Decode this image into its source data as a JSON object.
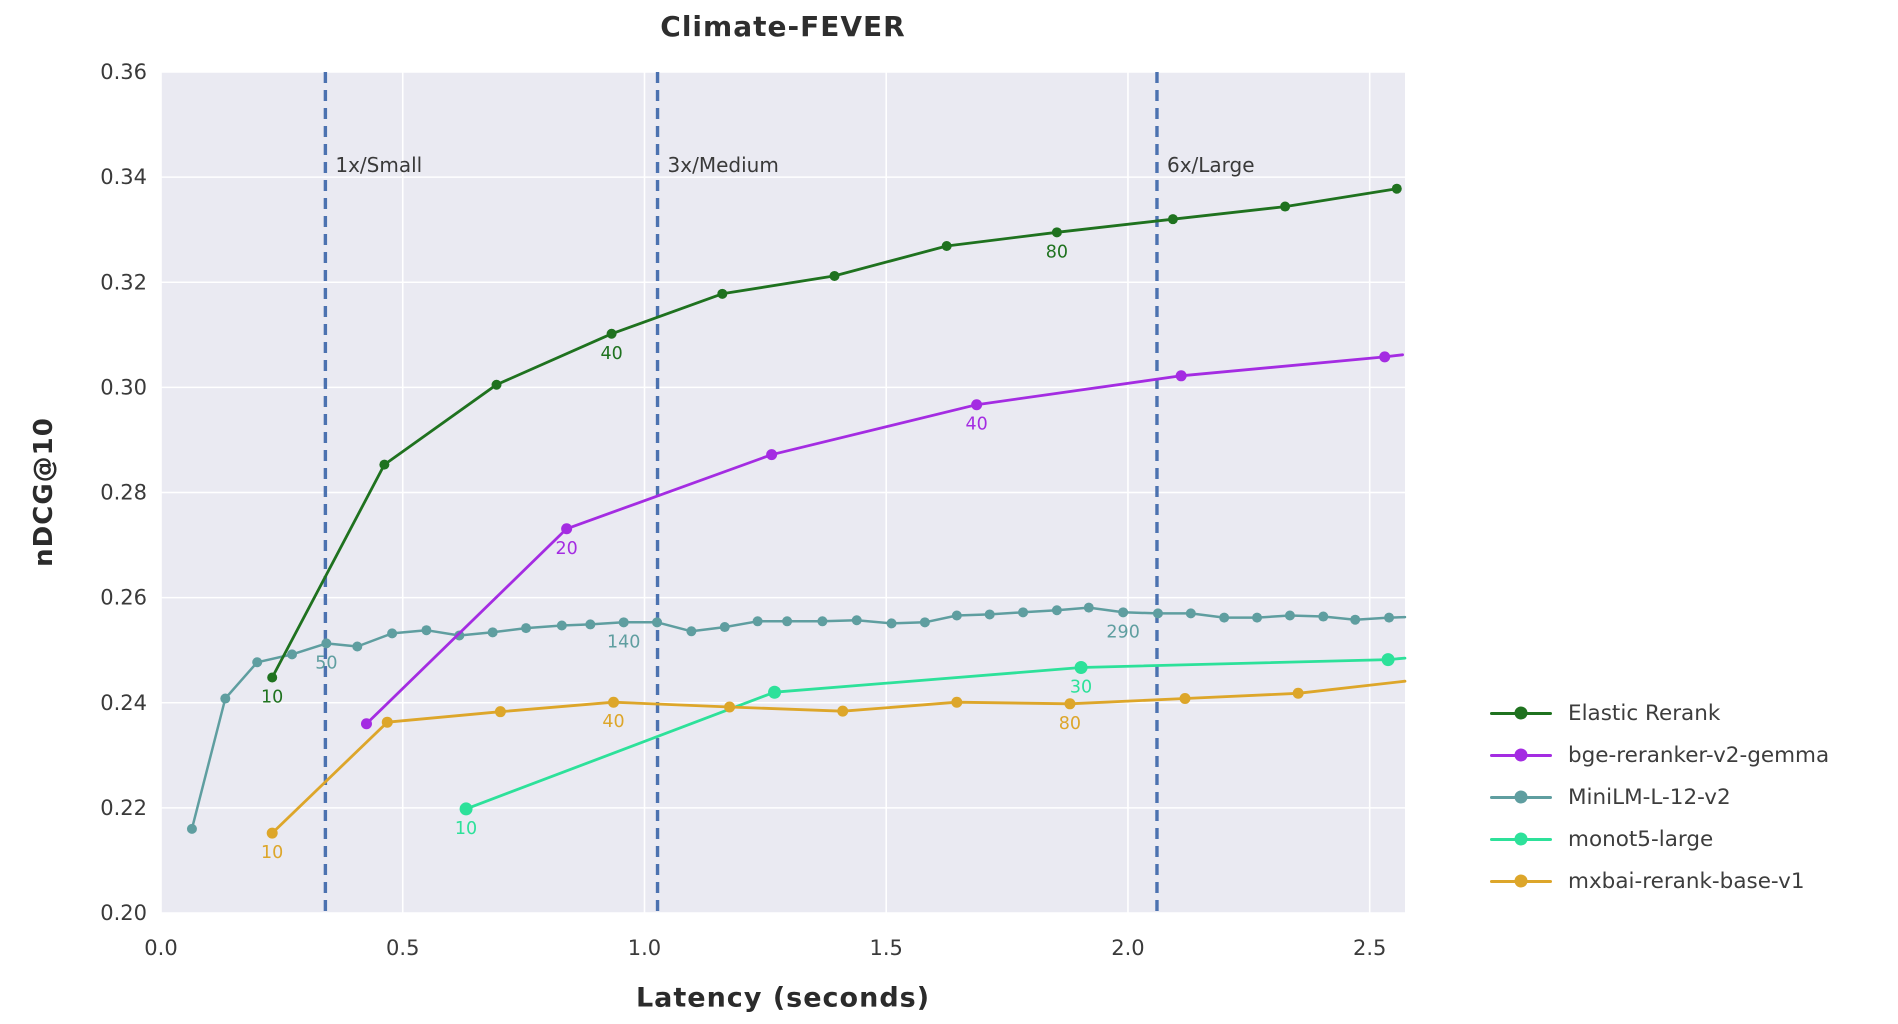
{
  "chart_data": {
    "type": "line",
    "title": "Climate-FEVER",
    "xlabel": "Latency (seconds)",
    "ylabel": "nDCG@10",
    "xlim": [
      0,
      2.573
    ],
    "ylim": [
      0.2,
      0.36
    ],
    "x_ticks": [
      {
        "v": 0.0,
        "label": "0.0"
      },
      {
        "v": 0.5,
        "label": "0.5"
      },
      {
        "v": 1.0,
        "label": "1.0"
      },
      {
        "v": 1.5,
        "label": "1.5"
      },
      {
        "v": 2.0,
        "label": "2.0"
      },
      {
        "v": 2.5,
        "label": "2.5"
      }
    ],
    "y_ticks": [
      {
        "v": 0.2,
        "label": "0.20"
      },
      {
        "v": 0.22,
        "label": "0.22"
      },
      {
        "v": 0.24,
        "label": "0.24"
      },
      {
        "v": 0.26,
        "label": "0.26"
      },
      {
        "v": 0.28,
        "label": "0.28"
      },
      {
        "v": 0.3,
        "label": "0.30"
      },
      {
        "v": 0.32,
        "label": "0.32"
      },
      {
        "v": 0.34,
        "label": "0.34"
      },
      {
        "v": 0.36,
        "label": "0.36"
      }
    ],
    "grid": true,
    "plot_bg": "#eaeaf2",
    "grid_color": "#ffffff",
    "tick_color": "#3a3a3a",
    "annotation_color": "#3a3a3a",
    "vline_color": "#4c72b0",
    "legend_position": "right",
    "vlines": [
      {
        "x": 0.34,
        "label": "1x/Small"
      },
      {
        "x": 1.027,
        "label": "3x/Medium"
      },
      {
        "x": 2.06,
        "label": "6x/Large"
      }
    ],
    "series": [
      {
        "name": "Elastic Rerank",
        "color": "#1f721f",
        "points": [
          [
            0.23,
            0.2448
          ],
          [
            0.462,
            0.2853
          ],
          [
            0.694,
            0.3005
          ],
          [
            0.932,
            0.3102
          ],
          [
            1.161,
            0.3178
          ],
          [
            1.393,
            0.3212
          ],
          [
            1.625,
            0.3269
          ],
          [
            1.853,
            0.3295
          ],
          [
            2.093,
            0.332
          ],
          [
            2.325,
            0.3344
          ],
          [
            2.556,
            0.3378
          ]
        ],
        "labels": [
          {
            "idx": 0,
            "text": "10"
          },
          {
            "idx": 3,
            "text": "40"
          },
          {
            "idx": 7,
            "text": "80"
          }
        ]
      },
      {
        "name": "bge-reranker-v2-gemma",
        "color": "#a42ce2",
        "points": [
          [
            0.425,
            0.236
          ],
          [
            0.839,
            0.2731
          ],
          [
            1.263,
            0.2872
          ],
          [
            1.687,
            0.2967
          ],
          [
            2.11,
            0.3022
          ],
          [
            2.531,
            0.3058
          ]
        ],
        "line_end": [
          2.568,
          0.3062
        ],
        "labels": [
          {
            "idx": 1,
            "text": "20"
          },
          {
            "idx": 3,
            "text": "40"
          }
        ]
      },
      {
        "name": "MiniLM-L-12-v2",
        "color": "#5f9ea0",
        "points": [
          [
            0.064,
            0.216
          ],
          [
            0.133,
            0.2408
          ],
          [
            0.199,
            0.2477
          ],
          [
            0.271,
            0.2492
          ],
          [
            0.342,
            0.2513
          ],
          [
            0.406,
            0.2507
          ],
          [
            0.478,
            0.2532
          ],
          [
            0.549,
            0.2538
          ],
          [
            0.617,
            0.2528
          ],
          [
            0.686,
            0.2534
          ],
          [
            0.755,
            0.2542
          ],
          [
            0.829,
            0.2547
          ],
          [
            0.888,
            0.2549
          ],
          [
            0.957,
            0.2553
          ],
          [
            1.026,
            0.2553
          ],
          [
            1.097,
            0.2536
          ],
          [
            1.166,
            0.2544
          ],
          [
            1.234,
            0.2555
          ],
          [
            1.295,
            0.2555
          ],
          [
            1.368,
            0.2555
          ],
          [
            1.439,
            0.2557
          ],
          [
            1.511,
            0.2551
          ],
          [
            1.58,
            0.2553
          ],
          [
            1.646,
            0.2566
          ],
          [
            1.714,
            0.2568
          ],
          [
            1.783,
            0.2572
          ],
          [
            1.853,
            0.2576
          ],
          [
            1.919,
            0.2581
          ],
          [
            1.99,
            0.2572
          ],
          [
            2.062,
            0.257
          ],
          [
            2.13,
            0.257
          ],
          [
            2.199,
            0.2562
          ],
          [
            2.267,
            0.2562
          ],
          [
            2.335,
            0.2566
          ],
          [
            2.404,
            0.2564
          ],
          [
            2.47,
            0.2558
          ],
          [
            2.54,
            0.2562
          ]
        ],
        "line_end": [
          2.573,
          0.2563
        ],
        "labels": [
          {
            "idx": 4,
            "text": "50"
          },
          {
            "idx": 13,
            "text": "140"
          },
          {
            "idx": 28,
            "text": "290"
          }
        ]
      },
      {
        "name": "monot5-large",
        "color": "#2de19a",
        "points": [
          [
            0.631,
            0.2198
          ],
          [
            1.269,
            0.242
          ],
          [
            1.903,
            0.2467
          ],
          [
            2.538,
            0.2482
          ]
        ],
        "line_end": [
          2.573,
          0.2485
        ],
        "labels": [
          {
            "idx": 0,
            "text": "10"
          },
          {
            "idx": 2,
            "text": "30"
          }
        ]
      },
      {
        "name": "mxbai-rerank-base-v1",
        "color": "#dda62a",
        "points": [
          [
            0.23,
            0.2152
          ],
          [
            0.468,
            0.2363
          ],
          [
            0.702,
            0.2383
          ],
          [
            0.936,
            0.2401
          ],
          [
            1.176,
            0.2392
          ],
          [
            1.41,
            0.2384
          ],
          [
            1.646,
            0.2401
          ],
          [
            1.88,
            0.2398
          ],
          [
            2.118,
            0.2408
          ],
          [
            2.352,
            0.2418
          ]
        ],
        "line_end": [
          2.573,
          0.2441
        ],
        "labels": [
          {
            "idx": 0,
            "text": "10"
          },
          {
            "idx": 3,
            "text": "40"
          },
          {
            "idx": 7,
            "text": "80"
          }
        ]
      }
    ]
  }
}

Given problem: Without the pictures, return all the records precisely as they stand.

Worked answer:
Decode this image into its source data as a JSON object.
{
  "chart_data": {
    "type": "line",
    "title": "Climate-FEVER",
    "xlabel": "Latency (seconds)",
    "ylabel": "nDCG@10",
    "xlim": [
      0,
      2.573
    ],
    "ylim": [
      0.2,
      0.36
    ],
    "x_ticks": [
      {
        "v": 0.0,
        "label": "0.0"
      },
      {
        "v": 0.5,
        "label": "0.5"
      },
      {
        "v": 1.0,
        "label": "1.0"
      },
      {
        "v": 1.5,
        "label": "1.5"
      },
      {
        "v": 2.0,
        "label": "2.0"
      },
      {
        "v": 2.5,
        "label": "2.5"
      }
    ],
    "y_ticks": [
      {
        "v": 0.2,
        "label": "0.20"
      },
      {
        "v": 0.22,
        "label": "0.22"
      },
      {
        "v": 0.24,
        "label": "0.24"
      },
      {
        "v": 0.26,
        "label": "0.26"
      },
      {
        "v": 0.28,
        "label": "0.28"
      },
      {
        "v": 0.3,
        "label": "0.30"
      },
      {
        "v": 0.32,
        "label": "0.32"
      },
      {
        "v": 0.34,
        "label": "0.34"
      },
      {
        "v": 0.36,
        "label": "0.36"
      }
    ],
    "grid": true,
    "plot_bg": "#eaeaf2",
    "grid_color": "#ffffff",
    "tick_color": "#3a3a3a",
    "annotation_color": "#3a3a3a",
    "vline_color": "#4c72b0",
    "legend_position": "right",
    "vlines": [
      {
        "x": 0.34,
        "label": "1x/Small"
      },
      {
        "x": 1.027,
        "label": "3x/Medium"
      },
      {
        "x": 2.06,
        "label": "6x/Large"
      }
    ],
    "series": [
      {
        "name": "Elastic Rerank",
        "color": "#1f721f",
        "points": [
          [
            0.23,
            0.2448
          ],
          [
            0.462,
            0.2853
          ],
          [
            0.694,
            0.3005
          ],
          [
            0.932,
            0.3102
          ],
          [
            1.161,
            0.3178
          ],
          [
            1.393,
            0.3212
          ],
          [
            1.625,
            0.3269
          ],
          [
            1.853,
            0.3295
          ],
          [
            2.093,
            0.332
          ],
          [
            2.325,
            0.3344
          ],
          [
            2.556,
            0.3378
          ]
        ],
        "labels": [
          {
            "idx": 0,
            "text": "10"
          },
          {
            "idx": 3,
            "text": "40"
          },
          {
            "idx": 7,
            "text": "80"
          }
        ]
      },
      {
        "name": "bge-reranker-v2-gemma",
        "color": "#a42ce2",
        "points": [
          [
            0.425,
            0.236
          ],
          [
            0.839,
            0.2731
          ],
          [
            1.263,
            0.2872
          ],
          [
            1.687,
            0.2967
          ],
          [
            2.11,
            0.3022
          ],
          [
            2.531,
            0.3058
          ]
        ],
        "line_end": [
          2.568,
          0.3062
        ],
        "labels": [
          {
            "idx": 1,
            "text": "20"
          },
          {
            "idx": 3,
            "text": "40"
          }
        ]
      },
      {
        "name": "MiniLM-L-12-v2",
        "color": "#5f9ea0",
        "points": [
          [
            0.064,
            0.216
          ],
          [
            0.133,
            0.2408
          ],
          [
            0.199,
            0.2477
          ],
          [
            0.271,
            0.2492
          ],
          [
            0.342,
            0.2513
          ],
          [
            0.406,
            0.2507
          ],
          [
            0.478,
            0.2532
          ],
          [
            0.549,
            0.2538
          ],
          [
            0.617,
            0.2528
          ],
          [
            0.686,
            0.2534
          ],
          [
            0.755,
            0.2542
          ],
          [
            0.829,
            0.2547
          ],
          [
            0.888,
            0.2549
          ],
          [
            0.957,
            0.2553
          ],
          [
            1.026,
            0.2553
          ],
          [
            1.097,
            0.2536
          ],
          [
            1.166,
            0.2544
          ],
          [
            1.234,
            0.2555
          ],
          [
            1.295,
            0.2555
          ],
          [
            1.368,
            0.2555
          ],
          [
            1.439,
            0.2557
          ],
          [
            1.511,
            0.2551
          ],
          [
            1.58,
            0.2553
          ],
          [
            1.646,
            0.2566
          ],
          [
            1.714,
            0.2568
          ],
          [
            1.783,
            0.2572
          ],
          [
            1.853,
            0.2576
          ],
          [
            1.919,
            0.2581
          ],
          [
            1.99,
            0.2572
          ],
          [
            2.062,
            0.257
          ],
          [
            2.13,
            0.257
          ],
          [
            2.199,
            0.2562
          ],
          [
            2.267,
            0.2562
          ],
          [
            2.335,
            0.2566
          ],
          [
            2.404,
            0.2564
          ],
          [
            2.47,
            0.2558
          ],
          [
            2.54,
            0.2562
          ]
        ],
        "line_end": [
          2.573,
          0.2563
        ],
        "labels": [
          {
            "idx": 4,
            "text": "50"
          },
          {
            "idx": 13,
            "text": "140"
          },
          {
            "idx": 28,
            "text": "290"
          }
        ]
      },
      {
        "name": "monot5-large",
        "color": "#2de19a",
        "points": [
          [
            0.631,
            0.2198
          ],
          [
            1.269,
            0.242
          ],
          [
            1.903,
            0.2467
          ],
          [
            2.538,
            0.2482
          ]
        ],
        "line_end": [
          2.573,
          0.2485
        ],
        "labels": [
          {
            "idx": 0,
            "text": "10"
          },
          {
            "idx": 2,
            "text": "30"
          }
        ]
      },
      {
        "name": "mxbai-rerank-base-v1",
        "color": "#dda62a",
        "points": [
          [
            0.23,
            0.2152
          ],
          [
            0.468,
            0.2363
          ],
          [
            0.702,
            0.2383
          ],
          [
            0.936,
            0.2401
          ],
          [
            1.176,
            0.2392
          ],
          [
            1.41,
            0.2384
          ],
          [
            1.646,
            0.2401
          ],
          [
            1.88,
            0.2398
          ],
          [
            2.118,
            0.2408
          ],
          [
            2.352,
            0.2418
          ]
        ],
        "line_end": [
          2.573,
          0.2441
        ],
        "labels": [
          {
            "idx": 0,
            "text": "10"
          },
          {
            "idx": 3,
            "text": "40"
          },
          {
            "idx": 7,
            "text": "80"
          }
        ]
      }
    ]
  }
}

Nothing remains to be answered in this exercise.